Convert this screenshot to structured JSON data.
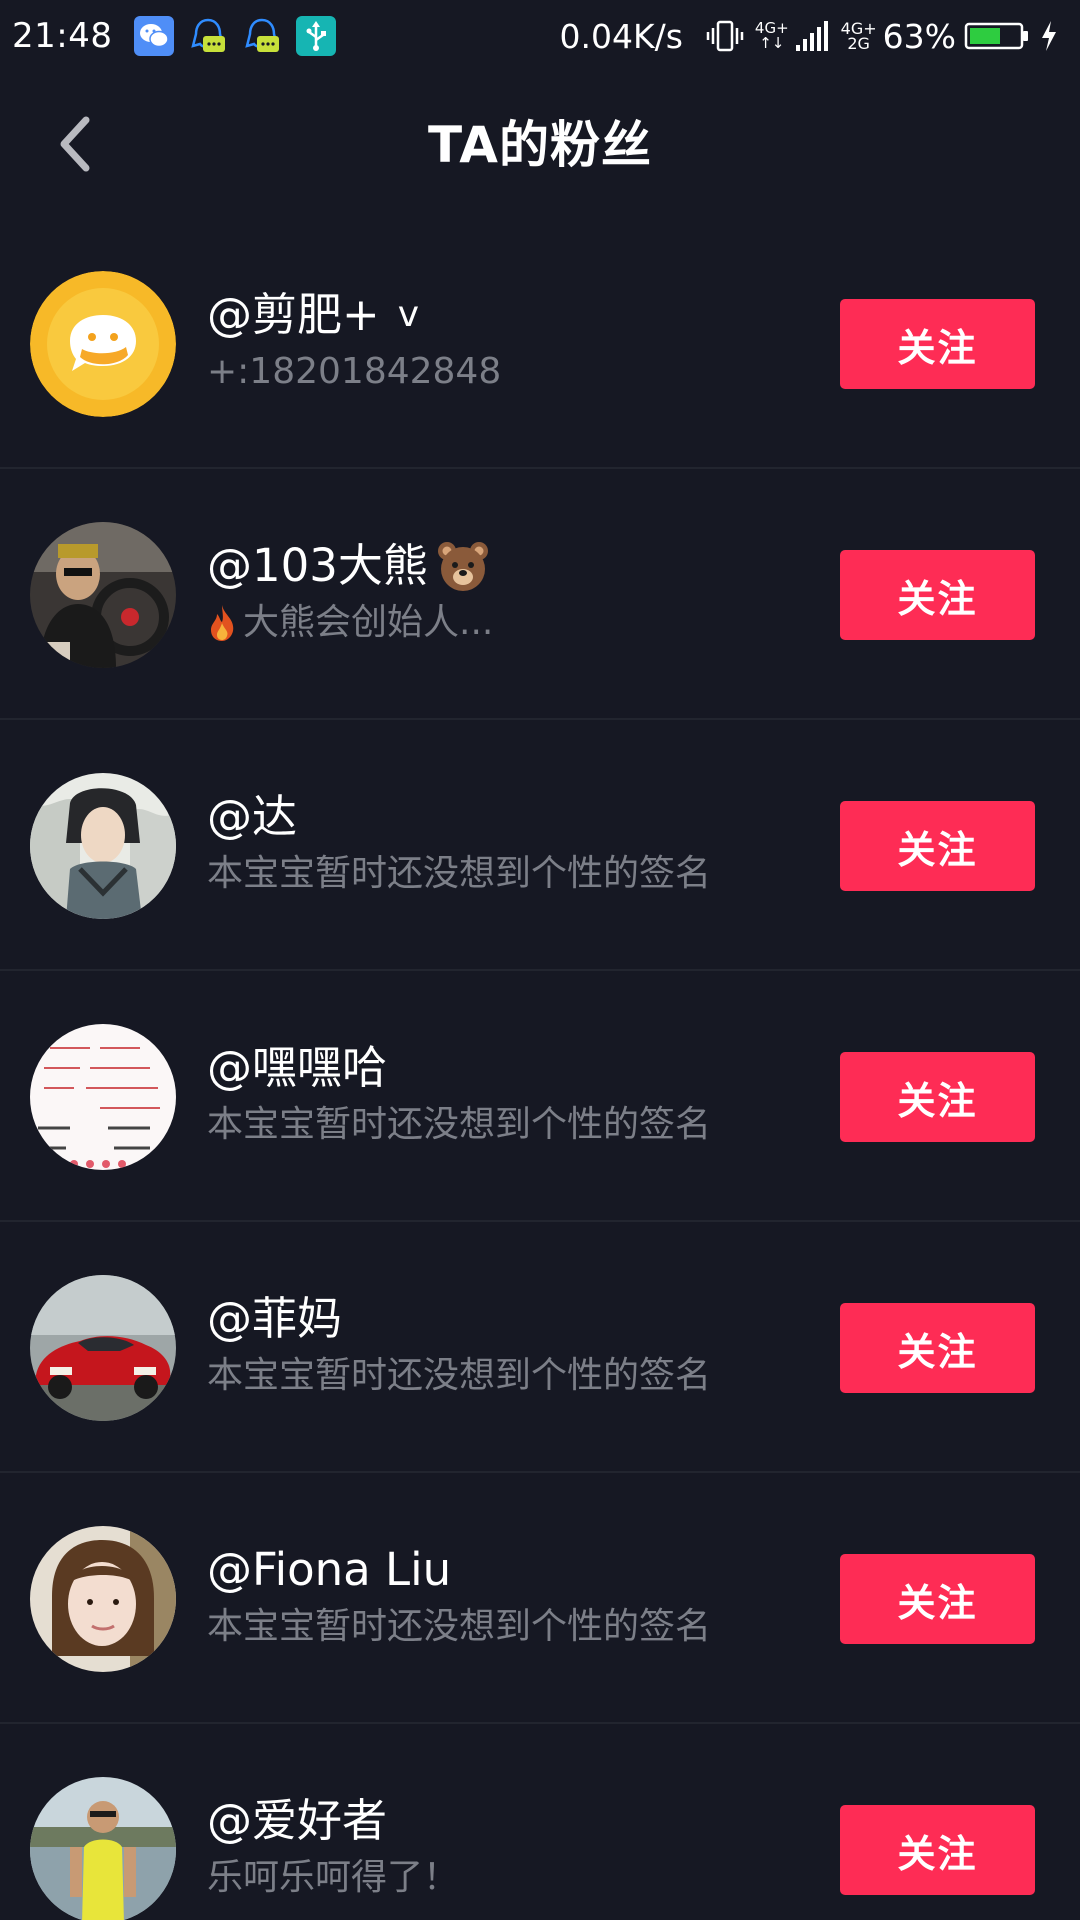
{
  "status_bar": {
    "time": "21:48",
    "network_speed": "0.04K/s",
    "net_type_1_top": "4G+",
    "net_type_1_bottom": "↑↓",
    "net_type_2_top": "4G+",
    "net_type_2_bottom": "2G",
    "battery_percent": "63%",
    "battery_level": 0.63,
    "icons": [
      "wechat-icon",
      "qq-icon",
      "qq-icon",
      "usb-icon",
      "vibrate-icon",
      "signal-icon",
      "signal-icon",
      "battery-icon",
      "charging-icon"
    ]
  },
  "header": {
    "title": "TA的粉丝",
    "back_icon": "chevron-left-icon"
  },
  "followers": [
    {
      "name": "@剪肥+",
      "verify": "v",
      "bio": "+:18201842848",
      "button": "关注",
      "avatar": "yellow-chat-logo"
    },
    {
      "name": "@103大熊",
      "bio": "大熊会创始人...",
      "button": "关注",
      "avatar": "man-in-car-photo",
      "name_suffix_icon": "bear-emoji",
      "bio_prefix_icon": "fire-emoji"
    },
    {
      "name": "@达",
      "bio": "本宝宝暂时还没想到个性的签名",
      "button": "关注",
      "avatar": "ink-portrait-photo"
    },
    {
      "name": "@嘿嘿哈",
      "bio": "本宝宝暂时还没想到个性的签名",
      "button": "关注",
      "avatar": "text-card-image"
    },
    {
      "name": "@菲妈",
      "bio": "本宝宝暂时还没想到个性的签名",
      "button": "关注",
      "avatar": "red-sports-car-photo"
    },
    {
      "name": "@Fiona Liu",
      "bio": "本宝宝暂时还没想到个性的签名",
      "button": "关注",
      "avatar": "woman-selfie-photo"
    },
    {
      "name": "@爱好者",
      "bio": "乐呵乐呵得了！",
      "button": "关注",
      "avatar": "man-by-lake-photo"
    }
  ],
  "colors": {
    "background": "#161823",
    "follow_button": "#fe2c55",
    "bio_text": "#7c7f88",
    "divider": "#22252f"
  }
}
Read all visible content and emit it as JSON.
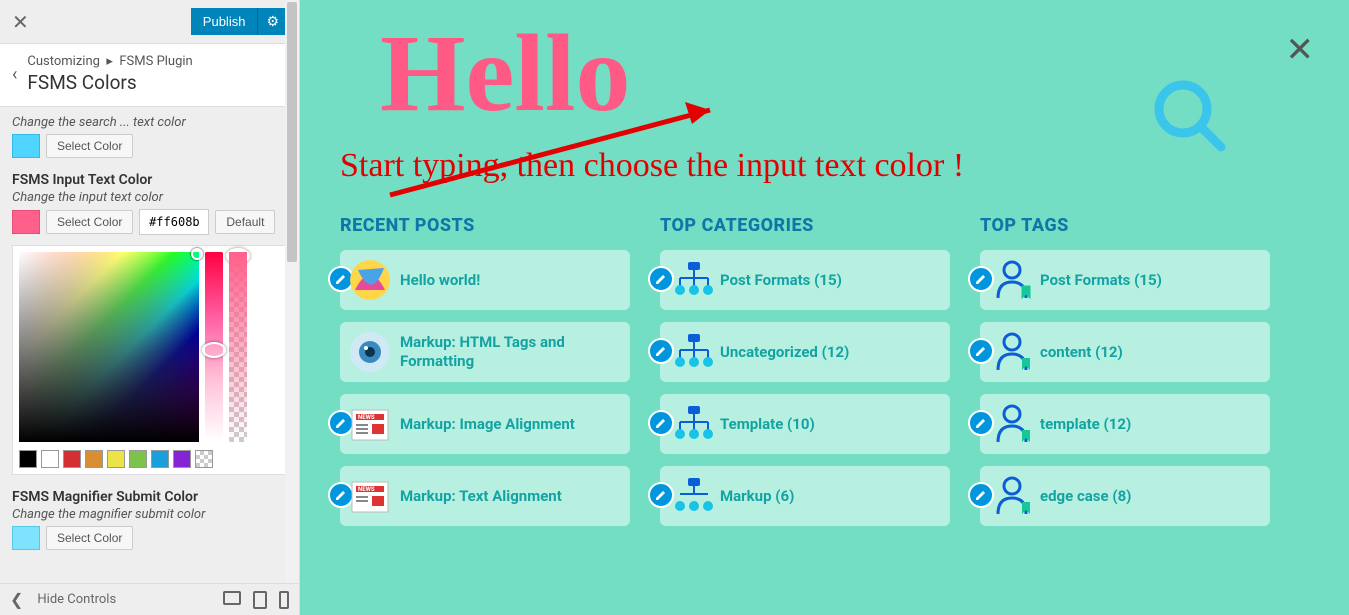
{
  "sidebar": {
    "publish_label": "Publish",
    "breadcrumb_root": "Customizing",
    "breadcrumb_parent": "FSMS Plugin",
    "panel_title": "FSMS Colors",
    "setting_search": {
      "desc": "Change the search ... text color",
      "button": "Select Color"
    },
    "setting_input": {
      "label": "FSMS Input Text Color",
      "desc": "Change the input text color",
      "button": "Select Color",
      "hex": "#ff608b",
      "default_label": "Default"
    },
    "swatch_colors": [
      "#000000",
      "#ffffff",
      "#d33034",
      "#d88f33",
      "#ece346",
      "#7dc24b",
      "#1a9edc",
      "#8623d4"
    ],
    "setting_magnifier": {
      "label": "FSMS Magnifier Submit Color",
      "desc": "Change the magnifier submit color",
      "button": "Select Color"
    },
    "hide_controls": "Hide Controls"
  },
  "preview": {
    "search_value": "Hello",
    "annotation": "Start typing, then choose the input text color !",
    "columns": {
      "recent": {
        "title": "RECENT POSTS",
        "items": [
          "Hello world!",
          "Markup: HTML Tags and Formatting",
          "Markup: Image Alignment",
          "Markup: Text Alignment"
        ]
      },
      "categories": {
        "title": "TOP CATEGORIES",
        "items": [
          "Post Formats (15)",
          "Uncategorized (12)",
          "Template (10)",
          "Markup (6)"
        ]
      },
      "tags": {
        "title": "TOP TAGS",
        "items": [
          "Post Formats (15)",
          "content (12)",
          "template (12)",
          "edge case (8)"
        ]
      }
    }
  }
}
::::
▶ [Instructions for the task] Would you return the data exactly as written, without the pictures?

▶ [Solution for this problem]
Convert this screenshot to structured JSON data.
{
  "status_bar": {
    "time": "21:48",
    "network_speed": "0.04K/s",
    "net_type_1_top": "4G+",
    "net_type_1_bottom": "↑↓",
    "net_type_2_top": "4G+",
    "net_type_2_bottom": "2G",
    "battery_percent": "63%",
    "battery_level": 0.63,
    "icons": [
      "wechat-icon",
      "qq-icon",
      "qq-icon",
      "usb-icon",
      "vibrate-icon",
      "signal-icon",
      "signal-icon",
      "battery-icon",
      "charging-icon"
    ]
  },
  "header": {
    "title": "TA的粉丝",
    "back_icon": "chevron-left-icon"
  },
  "followers": [
    {
      "name": "@剪肥+",
      "verify": "v",
      "bio": "+:18201842848",
      "button": "关注",
      "avatar": "yellow-chat-logo"
    },
    {
      "name": "@103大熊",
      "bio": "大熊会创始人...",
      "button": "关注",
      "avatar": "man-in-car-photo",
      "name_suffix_icon": "bear-emoji",
      "bio_prefix_icon": "fire-emoji"
    },
    {
      "name": "@达",
      "bio": "本宝宝暂时还没想到个性的签名",
      "button": "关注",
      "avatar": "ink-portrait-photo"
    },
    {
      "name": "@嘿嘿哈",
      "bio": "本宝宝暂时还没想到个性的签名",
      "button": "关注",
      "avatar": "text-card-image"
    },
    {
      "name": "@菲妈",
      "bio": "本宝宝暂时还没想到个性的签名",
      "button": "关注",
      "avatar": "red-sports-car-photo"
    },
    {
      "name": "@Fiona Liu",
      "bio": "本宝宝暂时还没想到个性的签名",
      "button": "关注",
      "avatar": "woman-selfie-photo"
    },
    {
      "name": "@爱好者",
      "bio": "乐呵乐呵得了！",
      "button": "关注",
      "avatar": "man-by-lake-photo"
    }
  ],
  "colors": {
    "background": "#161823",
    "follow_button": "#fe2c55",
    "bio_text": "#7c7f88",
    "divider": "#22252f"
  }
}
Read all visible content and emit it as JSON.
{
  "sidebar": {
    "publish_label": "Publish",
    "breadcrumb_root": "Customizing",
    "breadcrumb_parent": "FSMS Plugin",
    "panel_title": "FSMS Colors",
    "setting_search": {
      "desc": "Change the search ... text color",
      "button": "Select Color"
    },
    "setting_input": {
      "label": "FSMS Input Text Color",
      "desc": "Change the input text color",
      "button": "Select Color",
      "hex": "#ff608b",
      "default_label": "Default"
    },
    "swatch_colors": [
      "#000000",
      "#ffffff",
      "#d33034",
      "#d88f33",
      "#ece346",
      "#7dc24b",
      "#1a9edc",
      "#8623d4"
    ],
    "setting_magnifier": {
      "label": "FSMS Magnifier Submit Color",
      "desc": "Change the magnifier submit color",
      "button": "Select Color"
    },
    "hide_controls": "Hide Controls"
  },
  "preview": {
    "search_value": "Hello",
    "annotation": "Start typing, then choose the input text color !",
    "columns": {
      "recent": {
        "title": "RECENT POSTS",
        "items": [
          "Hello world!",
          "Markup: HTML Tags and Formatting",
          "Markup: Image Alignment",
          "Markup: Text Alignment"
        ]
      },
      "categories": {
        "title": "TOP CATEGORIES",
        "items": [
          "Post Formats (15)",
          "Uncategorized (12)",
          "Template (10)",
          "Markup (6)"
        ]
      },
      "tags": {
        "title": "TOP TAGS",
        "items": [
          "Post Formats (15)",
          "content (12)",
          "template (12)",
          "edge case (8)"
        ]
      }
    }
  }
}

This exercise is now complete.